_Required work_. Reproduce all lines of the listing below in which the word "聚光灯计划" occurs.

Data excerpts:
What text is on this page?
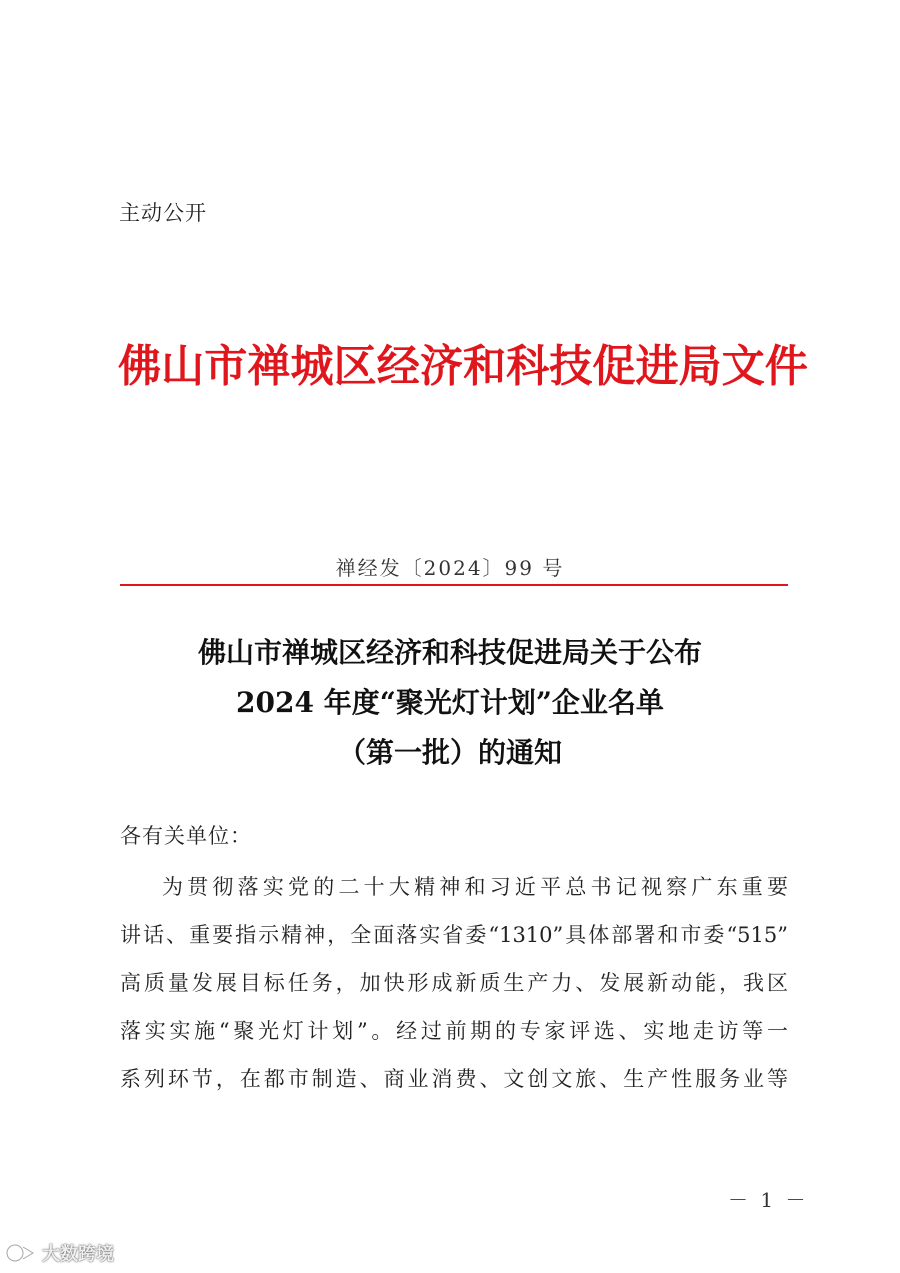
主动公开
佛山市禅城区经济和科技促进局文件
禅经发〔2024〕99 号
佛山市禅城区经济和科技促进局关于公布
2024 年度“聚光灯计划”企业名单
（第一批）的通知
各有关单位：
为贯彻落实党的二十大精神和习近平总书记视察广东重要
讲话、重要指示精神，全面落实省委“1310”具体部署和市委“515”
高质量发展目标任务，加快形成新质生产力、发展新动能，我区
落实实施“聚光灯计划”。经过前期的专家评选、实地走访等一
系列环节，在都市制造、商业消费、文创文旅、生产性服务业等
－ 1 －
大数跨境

_Task output_.
2024 年度“聚光灯计划”企业名单
落实实施“聚光灯计划”。经过前期的专家评选、实地走访等一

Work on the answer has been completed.